» **Aim of the exercise**: Every entry must be duplicated precisely as written.

(A run of records)
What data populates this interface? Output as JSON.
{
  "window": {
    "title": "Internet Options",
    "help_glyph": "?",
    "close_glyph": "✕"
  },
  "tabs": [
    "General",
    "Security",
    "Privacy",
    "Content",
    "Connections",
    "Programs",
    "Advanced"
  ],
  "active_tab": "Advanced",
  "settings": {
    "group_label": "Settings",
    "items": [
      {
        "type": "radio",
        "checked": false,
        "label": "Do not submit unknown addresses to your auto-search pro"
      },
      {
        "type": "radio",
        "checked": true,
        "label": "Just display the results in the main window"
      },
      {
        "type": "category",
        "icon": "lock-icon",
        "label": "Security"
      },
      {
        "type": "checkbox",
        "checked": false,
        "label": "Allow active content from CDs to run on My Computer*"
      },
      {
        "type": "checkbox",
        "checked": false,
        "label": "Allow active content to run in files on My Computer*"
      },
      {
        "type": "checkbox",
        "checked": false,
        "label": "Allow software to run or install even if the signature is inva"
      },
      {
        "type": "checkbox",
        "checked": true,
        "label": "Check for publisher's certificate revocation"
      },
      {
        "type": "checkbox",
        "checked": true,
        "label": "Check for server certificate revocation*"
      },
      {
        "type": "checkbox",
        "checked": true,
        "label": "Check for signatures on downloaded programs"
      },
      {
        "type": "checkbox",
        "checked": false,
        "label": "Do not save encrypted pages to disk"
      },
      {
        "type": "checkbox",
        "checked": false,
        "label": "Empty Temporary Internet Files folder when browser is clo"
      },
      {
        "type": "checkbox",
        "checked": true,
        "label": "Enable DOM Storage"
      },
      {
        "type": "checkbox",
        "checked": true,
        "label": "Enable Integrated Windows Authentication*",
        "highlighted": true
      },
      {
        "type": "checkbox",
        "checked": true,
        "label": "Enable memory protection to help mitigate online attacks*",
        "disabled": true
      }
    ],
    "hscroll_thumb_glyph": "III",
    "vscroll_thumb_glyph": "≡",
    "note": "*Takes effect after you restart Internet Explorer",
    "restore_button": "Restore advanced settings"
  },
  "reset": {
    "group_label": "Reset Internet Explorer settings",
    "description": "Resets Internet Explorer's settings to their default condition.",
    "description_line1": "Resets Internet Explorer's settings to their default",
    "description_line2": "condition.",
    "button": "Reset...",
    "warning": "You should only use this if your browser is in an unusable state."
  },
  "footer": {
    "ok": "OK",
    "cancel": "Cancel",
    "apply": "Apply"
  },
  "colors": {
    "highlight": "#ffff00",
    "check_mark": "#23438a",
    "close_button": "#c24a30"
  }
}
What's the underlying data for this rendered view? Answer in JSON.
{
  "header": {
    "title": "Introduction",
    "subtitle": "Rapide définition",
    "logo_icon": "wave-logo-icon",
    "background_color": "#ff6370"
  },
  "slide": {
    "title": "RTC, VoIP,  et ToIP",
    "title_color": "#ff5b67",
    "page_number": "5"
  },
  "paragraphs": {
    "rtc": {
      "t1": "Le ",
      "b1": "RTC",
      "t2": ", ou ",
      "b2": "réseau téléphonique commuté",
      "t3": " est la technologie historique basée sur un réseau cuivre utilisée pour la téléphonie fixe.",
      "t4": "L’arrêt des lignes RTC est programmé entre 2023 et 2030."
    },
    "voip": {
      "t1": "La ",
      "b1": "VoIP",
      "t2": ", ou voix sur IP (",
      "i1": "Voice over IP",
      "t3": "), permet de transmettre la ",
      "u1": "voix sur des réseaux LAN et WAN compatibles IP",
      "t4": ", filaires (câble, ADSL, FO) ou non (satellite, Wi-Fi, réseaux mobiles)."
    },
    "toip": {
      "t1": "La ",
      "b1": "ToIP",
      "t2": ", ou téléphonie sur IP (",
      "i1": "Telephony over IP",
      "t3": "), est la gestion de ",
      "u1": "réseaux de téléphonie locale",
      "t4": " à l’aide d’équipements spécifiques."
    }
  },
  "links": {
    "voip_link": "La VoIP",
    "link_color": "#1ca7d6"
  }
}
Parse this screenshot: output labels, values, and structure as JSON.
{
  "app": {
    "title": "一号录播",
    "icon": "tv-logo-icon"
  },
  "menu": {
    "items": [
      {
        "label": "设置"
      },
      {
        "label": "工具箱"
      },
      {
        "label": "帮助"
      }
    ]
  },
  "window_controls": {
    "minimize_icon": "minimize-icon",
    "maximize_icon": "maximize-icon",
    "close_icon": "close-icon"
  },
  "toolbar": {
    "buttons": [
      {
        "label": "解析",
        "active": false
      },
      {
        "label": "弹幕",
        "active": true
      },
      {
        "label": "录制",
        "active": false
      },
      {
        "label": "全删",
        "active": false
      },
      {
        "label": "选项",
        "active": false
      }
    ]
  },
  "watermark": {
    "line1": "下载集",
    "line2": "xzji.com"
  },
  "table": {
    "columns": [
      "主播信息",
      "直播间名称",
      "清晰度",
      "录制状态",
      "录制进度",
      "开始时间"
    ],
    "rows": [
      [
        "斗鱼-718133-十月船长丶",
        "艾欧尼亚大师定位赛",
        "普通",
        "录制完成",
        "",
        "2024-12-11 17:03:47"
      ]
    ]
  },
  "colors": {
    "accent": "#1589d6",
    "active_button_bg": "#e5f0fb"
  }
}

» **Complete output**:
What data populates this interface? Output as JSON.
{
  "window": {
    "title": "Internet Options",
    "help_glyph": "?",
    "close_glyph": "✕"
  },
  "tabs": [
    "General",
    "Security",
    "Privacy",
    "Content",
    "Connections",
    "Programs",
    "Advanced"
  ],
  "active_tab": "Advanced",
  "settings": {
    "group_label": "Settings",
    "items": [
      {
        "type": "radio",
        "checked": false,
        "label": "Do not submit unknown addresses to your auto-search pro"
      },
      {
        "type": "radio",
        "checked": true,
        "label": "Just display the results in the main window"
      },
      {
        "type": "category",
        "icon": "lock-icon",
        "label": "Security"
      },
      {
        "type": "checkbox",
        "checked": false,
        "label": "Allow active content from CDs to run on My Computer*"
      },
      {
        "type": "checkbox",
        "checked": false,
        "label": "Allow active content to run in files on My Computer*"
      },
      {
        "type": "checkbox",
        "checked": false,
        "label": "Allow software to run or install even if the signature is inva"
      },
      {
        "type": "checkbox",
        "checked": true,
        "label": "Check for publisher's certificate revocation"
      },
      {
        "type": "checkbox",
        "checked": true,
        "label": "Check for server certificate revocation*"
      },
      {
        "type": "checkbox",
        "checked": true,
        "label": "Check for signatures on downloaded programs"
      },
      {
        "type": "checkbox",
        "checked": false,
        "label": "Do not save encrypted pages to disk"
      },
      {
        "type": "checkbox",
        "checked": false,
        "label": "Empty Temporary Internet Files folder when browser is clo"
      },
      {
        "type": "checkbox",
        "checked": true,
        "label": "Enable DOM Storage"
      },
      {
        "type": "checkbox",
        "checked": true,
        "label": "Enable Integrated Windows Authentication*",
        "highlighted": true
      },
      {
        "type": "checkbox",
        "checked": true,
        "label": "Enable memory protection to help mitigate online attacks*",
        "disabled": true
      }
    ],
    "hscroll_thumb_glyph": "III",
    "vscroll_thumb_glyph": "≡",
    "note": "*Takes effect after you restart Internet Explorer",
    "restore_button": "Restore advanced settings"
  },
  "reset": {
    "group_label": "Reset Internet Explorer settings",
    "description": "Resets Internet Explorer's settings to their default condition.",
    "description_line1": "Resets Internet Explorer's settings to their default",
    "description_line2": "condition.",
    "button": "Reset...",
    "warning": "You should only use this if your browser is in an unusable state."
  },
  "footer": {
    "ok": "OK",
    "cancel": "Cancel",
    "apply": "Apply"
  },
  "colors": {
    "highlight": "#ffff00",
    "check_mark": "#23438a",
    "close_button": "#c24a30"
  }
}
What's the underlying data for this rendered view? Answer in JSON.
{
  "header": {
    "title": "Introduction",
    "subtitle": "Rapide définition",
    "logo_icon": "wave-logo-icon",
    "background_color": "#ff6370"
  },
  "slide": {
    "title": "RTC, VoIP,  et ToIP",
    "title_color": "#ff5b67",
    "page_number": "5"
  },
  "paragraphs": {
    "rtc": {
      "t1": "Le ",
      "b1": "RTC",
      "t2": ", ou ",
      "b2": "réseau téléphonique commuté",
      "t3": " est la technologie historique basée sur un réseau cuivre utilisée pour la téléphonie fixe.",
      "t4": "L’arrêt des lignes RTC est programmé entre 2023 et 2030."
    },
    "voip": {
      "t1": "La ",
      "b1": "VoIP",
      "t2": ", ou voix sur IP (",
      "i1": "Voice over IP",
      "t3": "), permet de transmettre la ",
      "u1": "voix sur des réseaux LAN et WAN compatibles IP",
      "t4": ", filaires (câble, ADSL, FO) ou non (satellite, Wi-Fi, réseaux mobiles)."
    },
    "toip": {
      "t1": "La ",
      "b1": "ToIP",
      "t2": ", ou téléphonie sur IP (",
      "i1": "Telephony over IP",
      "t3": "), est la gestion de ",
      "u1": "réseaux de téléphonie locale",
      "t4": " à l’aide d’équipements spécifiques."
    }
  },
  "links": {
    "voip_link": "La VoIP",
    "link_color": "#1ca7d6"
  }
}
Parse this screenshot: output labels, values, and structure as JSON.
{
  "app": {
    "title": "一号录播",
    "icon": "tv-logo-icon"
  },
  "menu": {
    "items": [
      {
        "label": "设置"
      },
      {
        "label": "工具箱"
      },
      {
        "label": "帮助"
      }
    ]
  },
  "window_controls": {
    "minimize_icon": "minimize-icon",
    "maximize_icon": "maximize-icon",
    "close_icon": "close-icon"
  },
  "toolbar": {
    "buttons": [
      {
        "label": "解析",
        "active": false
      },
      {
        "label": "弹幕",
        "active": true
      },
      {
        "label": "录制",
        "active": false
      },
      {
        "label": "全删",
        "active": false
      },
      {
        "label": "选项",
        "active": false
      }
    ]
  },
  "watermark": {
    "line1": "下载集",
    "line2": "xzji.com"
  },
  "table": {
    "columns": [
      "主播信息",
      "直播间名称",
      "清晰度",
      "录制状态",
      "录制进度",
      "开始时间"
    ],
    "rows": [
      [
        "斗鱼-718133-十月船长丶",
        "艾欧尼亚大师定位赛",
        "普通",
        "录制完成",
        "",
        "2024-12-11 17:03:47"
      ]
    ]
  },
  "colors": {
    "accent": "#1589d6",
    "active_button_bg": "#e5f0fb"
  }
}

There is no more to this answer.